→ **Written problem**
Transcribe every entry word for word, leaving out all images.

[Records from a collection of figures]
>>>>>

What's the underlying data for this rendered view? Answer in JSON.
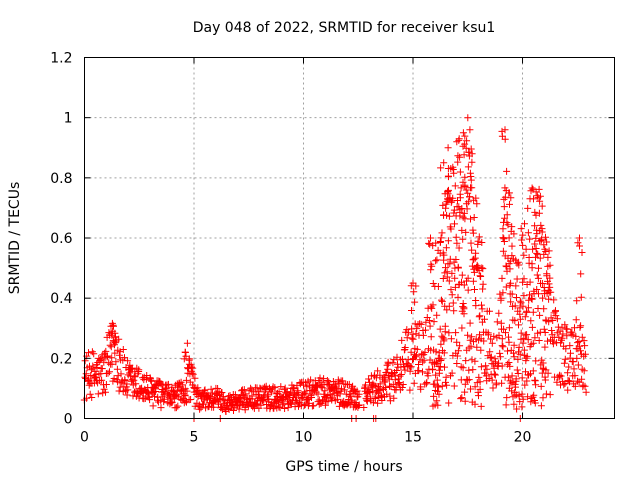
{
  "chart_data": {
    "type": "scatter",
    "title": "Day 048 of 2022, SRMTID for receiver ksu1",
    "xlabel": "GPS time / hours",
    "ylabel": "SRMTID / TECUs",
    "xlim": [
      0,
      24.2
    ],
    "ylim": [
      0,
      1.2
    ],
    "xticks": [
      0,
      5,
      10,
      15,
      20
    ],
    "yticks": [
      0,
      0.2,
      0.4,
      0.6,
      0.8,
      1,
      1.2
    ],
    "xtick_labels": [
      "0",
      "5",
      "10",
      "15",
      "20"
    ],
    "ytick_labels": [
      "0",
      "0.2",
      "0.4",
      "0.6",
      "0.8",
      "1",
      "1.2"
    ],
    "grid": true,
    "marker": "plus",
    "color": "#ff0000",
    "series": [
      {
        "name": "SRMTID",
        "profile": [
          {
            "x": 0.0,
            "y": 0.13
          },
          {
            "x": 0.3,
            "y": 0.15
          },
          {
            "x": 0.6,
            "y": 0.14
          },
          {
            "x": 0.9,
            "y": 0.15
          },
          {
            "x": 1.2,
            "y": 0.2
          },
          {
            "x": 1.45,
            "y": 0.24
          },
          {
            "x": 1.7,
            "y": 0.16
          },
          {
            "x": 2.0,
            "y": 0.12
          },
          {
            "x": 2.5,
            "y": 0.11
          },
          {
            "x": 3.0,
            "y": 0.09
          },
          {
            "x": 3.5,
            "y": 0.08
          },
          {
            "x": 4.0,
            "y": 0.07
          },
          {
            "x": 4.5,
            "y": 0.08
          },
          {
            "x": 4.8,
            "y": 0.14
          },
          {
            "x": 5.2,
            "y": 0.06
          },
          {
            "x": 6.0,
            "y": 0.07
          },
          {
            "x": 6.5,
            "y": 0.05
          },
          {
            "x": 7.0,
            "y": 0.06
          },
          {
            "x": 8.0,
            "y": 0.07
          },
          {
            "x": 9.0,
            "y": 0.07
          },
          {
            "x": 10.0,
            "y": 0.08
          },
          {
            "x": 11.0,
            "y": 0.09
          },
          {
            "x": 12.0,
            "y": 0.08
          },
          {
            "x": 12.5,
            "y": 0.07
          },
          {
            "x": 13.0,
            "y": 0.09
          },
          {
            "x": 13.6,
            "y": 0.11
          },
          {
            "x": 14.2,
            "y": 0.14
          },
          {
            "x": 14.8,
            "y": 0.2
          },
          {
            "x": 15.2,
            "y": 0.21
          },
          {
            "x": 15.6,
            "y": 0.22
          },
          {
            "x": 16.0,
            "y": 0.33
          },
          {
            "x": 16.5,
            "y": 0.42
          },
          {
            "x": 16.9,
            "y": 0.48
          },
          {
            "x": 17.3,
            "y": 0.5
          },
          {
            "x": 17.6,
            "y": 0.52
          },
          {
            "x": 17.9,
            "y": 0.4
          },
          {
            "x": 18.3,
            "y": 0.26
          },
          {
            "x": 18.7,
            "y": 0.22
          },
          {
            "x": 19.0,
            "y": 0.28
          },
          {
            "x": 19.2,
            "y": 0.44
          },
          {
            "x": 19.5,
            "y": 0.36
          },
          {
            "x": 19.8,
            "y": 0.3
          },
          {
            "x": 20.2,
            "y": 0.4
          },
          {
            "x": 20.6,
            "y": 0.44
          },
          {
            "x": 21.0,
            "y": 0.36
          },
          {
            "x": 21.4,
            "y": 0.27
          },
          {
            "x": 21.8,
            "y": 0.22
          },
          {
            "x": 22.2,
            "y": 0.2
          },
          {
            "x": 22.6,
            "y": 0.22
          },
          {
            "x": 22.9,
            "y": 0.16
          }
        ],
        "peaks": [
          {
            "x": 1.3,
            "y": 0.31
          },
          {
            "x": 4.7,
            "y": 0.25
          },
          {
            "x": 15.0,
            "y": 0.45
          },
          {
            "x": 15.8,
            "y": 0.6
          },
          {
            "x": 16.4,
            "y": 0.85
          },
          {
            "x": 16.6,
            "y": 0.9
          },
          {
            "x": 17.0,
            "y": 0.92
          },
          {
            "x": 17.3,
            "y": 0.95
          },
          {
            "x": 17.5,
            "y": 1.0
          },
          {
            "x": 17.7,
            "y": 0.88
          },
          {
            "x": 19.2,
            "y": 0.96
          },
          {
            "x": 19.4,
            "y": 0.75
          },
          {
            "x": 20.5,
            "y": 0.73
          },
          {
            "x": 20.9,
            "y": 0.62
          },
          {
            "x": 22.6,
            "y": 0.6
          }
        ],
        "baseline_points": [
          {
            "x": 5.0,
            "y": 0.0
          },
          {
            "x": 6.2,
            "y": 0.0
          },
          {
            "x": 12.2,
            "y": 0.0
          },
          {
            "x": 12.4,
            "y": 0.0
          },
          {
            "x": 13.2,
            "y": 0.0
          },
          {
            "x": 13.3,
            "y": 0.0
          },
          {
            "x": 19.9,
            "y": 0.0
          }
        ],
        "gaps": [
          [
            12.55,
            12.75
          ],
          [
            23.0,
            24.2
          ]
        ]
      }
    ]
  }
}
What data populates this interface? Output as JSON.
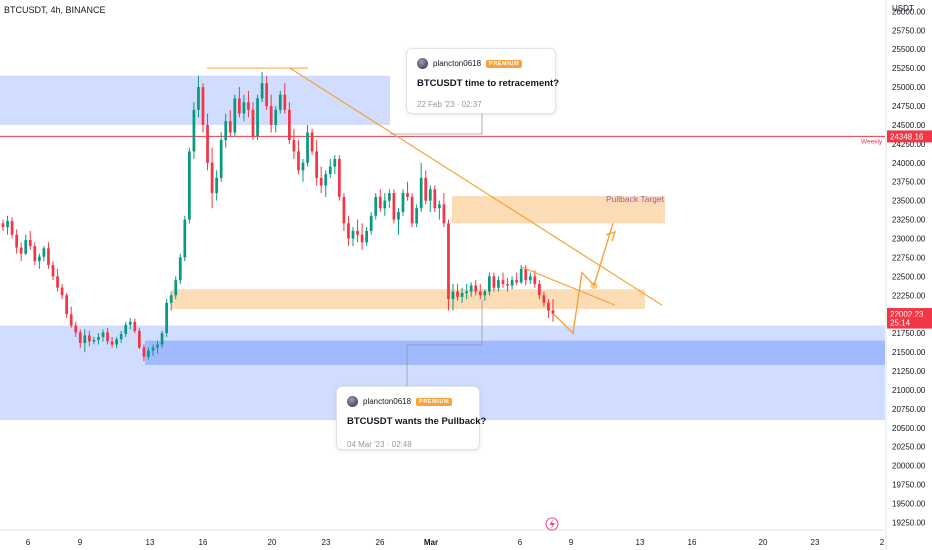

<<<<<

→ **Result of this exercise**
What's the underlying data for this rendered view? Answer in JSON.
{
  "chart_data": {
    "type": "scatter",
    "title": "Day 048 of 2022, SRMTID for receiver ksu1",
    "xlabel": "GPS time / hours",
    "ylabel": "SRMTID / TECUs",
    "xlim": [
      0,
      24.2
    ],
    "ylim": [
      0,
      1.2
    ],
    "xticks": [
      0,
      5,
      10,
      15,
      20
    ],
    "yticks": [
      0,
      0.2,
      0.4,
      0.6,
      0.8,
      1,
      1.2
    ],
    "xtick_labels": [
      "0",
      "5",
      "10",
      "15",
      "20"
    ],
    "ytick_labels": [
      "0",
      "0.2",
      "0.4",
      "0.6",
      "0.8",
      "1",
      "1.2"
    ],
    "grid": true,
    "marker": "plus",
    "color": "#ff0000",
    "series": [
      {
        "name": "SRMTID",
        "profile": [
          {
            "x": 0.0,
            "y": 0.13
          },
          {
            "x": 0.3,
            "y": 0.15
          },
          {
            "x": 0.6,
            "y": 0.14
          },
          {
            "x": 0.9,
            "y": 0.15
          },
          {
            "x": 1.2,
            "y": 0.2
          },
          {
            "x": 1.45,
            "y": 0.24
          },
          {
            "x": 1.7,
            "y": 0.16
          },
          {
            "x": 2.0,
            "y": 0.12
          },
          {
            "x": 2.5,
            "y": 0.11
          },
          {
            "x": 3.0,
            "y": 0.09
          },
          {
            "x": 3.5,
            "y": 0.08
          },
          {
            "x": 4.0,
            "y": 0.07
          },
          {
            "x": 4.5,
            "y": 0.08
          },
          {
            "x": 4.8,
            "y": 0.14
          },
          {
            "x": 5.2,
            "y": 0.06
          },
          {
            "x": 6.0,
            "y": 0.07
          },
          {
            "x": 6.5,
            "y": 0.05
          },
          {
            "x": 7.0,
            "y": 0.06
          },
          {
            "x": 8.0,
            "y": 0.07
          },
          {
            "x": 9.0,
            "y": 0.07
          },
          {
            "x": 10.0,
            "y": 0.08
          },
          {
            "x": 11.0,
            "y": 0.09
          },
          {
            "x": 12.0,
            "y": 0.08
          },
          {
            "x": 12.5,
            "y": 0.07
          },
          {
            "x": 13.0,
            "y": 0.09
          },
          {
            "x": 13.6,
            "y": 0.11
          },
          {
            "x": 14.2,
            "y": 0.14
          },
          {
            "x": 14.8,
            "y": 0.2
          },
          {
            "x": 15.2,
            "y": 0.21
          },
          {
            "x": 15.6,
            "y": 0.22
          },
          {
            "x": 16.0,
            "y": 0.33
          },
          {
            "x": 16.5,
            "y": 0.42
          },
          {
            "x": 16.9,
            "y": 0.48
          },
          {
            "x": 17.3,
            "y": 0.5
          },
          {
            "x": 17.6,
            "y": 0.52
          },
          {
            "x": 17.9,
            "y": 0.4
          },
          {
            "x": 18.3,
            "y": 0.26
          },
          {
            "x": 18.7,
            "y": 0.22
          },
          {
            "x": 19.0,
            "y": 0.28
          },
          {
            "x": 19.2,
            "y": 0.44
          },
          {
            "x": 19.5,
            "y": 0.36
          },
          {
            "x": 19.8,
            "y": 0.3
          },
          {
            "x": 20.2,
            "y": 0.4
          },
          {
            "x": 20.6,
            "y": 0.44
          },
          {
            "x": 21.0,
            "y": 0.36
          },
          {
            "x": 21.4,
            "y": 0.27
          },
          {
            "x": 21.8,
            "y": 0.22
          },
          {
            "x": 22.2,
            "y": 0.2
          },
          {
            "x": 22.6,
            "y": 0.22
          },
          {
            "x": 22.9,
            "y": 0.16
          }
        ],
        "peaks": [
          {
            "x": 1.3,
            "y": 0.31
          },
          {
            "x": 4.7,
            "y": 0.25
          },
          {
            "x": 15.0,
            "y": 0.45
          },
          {
            "x": 15.8,
            "y": 0.6
          },
          {
            "x": 16.4,
            "y": 0.85
          },
          {
            "x": 16.6,
            "y": 0.9
          },
          {
            "x": 17.0,
            "y": 0.92
          },
          {
            "x": 17.3,
            "y": 0.95
          },
          {
            "x": 17.5,
            "y": 1.0
          },
          {
            "x": 17.7,
            "y": 0.88
          },
          {
            "x": 19.2,
            "y": 0.96
          },
          {
            "x": 19.4,
            "y": 0.75
          },
          {
            "x": 20.5,
            "y": 0.73
          },
          {
            "x": 20.9,
            "y": 0.62
          },
          {
            "x": 22.6,
            "y": 0.6
          }
        ],
        "baseline_points": [
          {
            "x": 5.0,
            "y": 0.0
          },
          {
            "x": 6.2,
            "y": 0.0
          },
          {
            "x": 12.2,
            "y": 0.0
          },
          {
            "x": 12.4,
            "y": 0.0
          },
          {
            "x": 13.2,
            "y": 0.0
          },
          {
            "x": 13.3,
            "y": 0.0
          },
          {
            "x": 19.9,
            "y": 0.0
          }
        ],
        "gaps": [
          [
            12.55,
            12.75
          ],
          [
            23.0,
            24.2
          ]
        ]
      }
    ]
  }
}
What data populates this interface? Output as JSON.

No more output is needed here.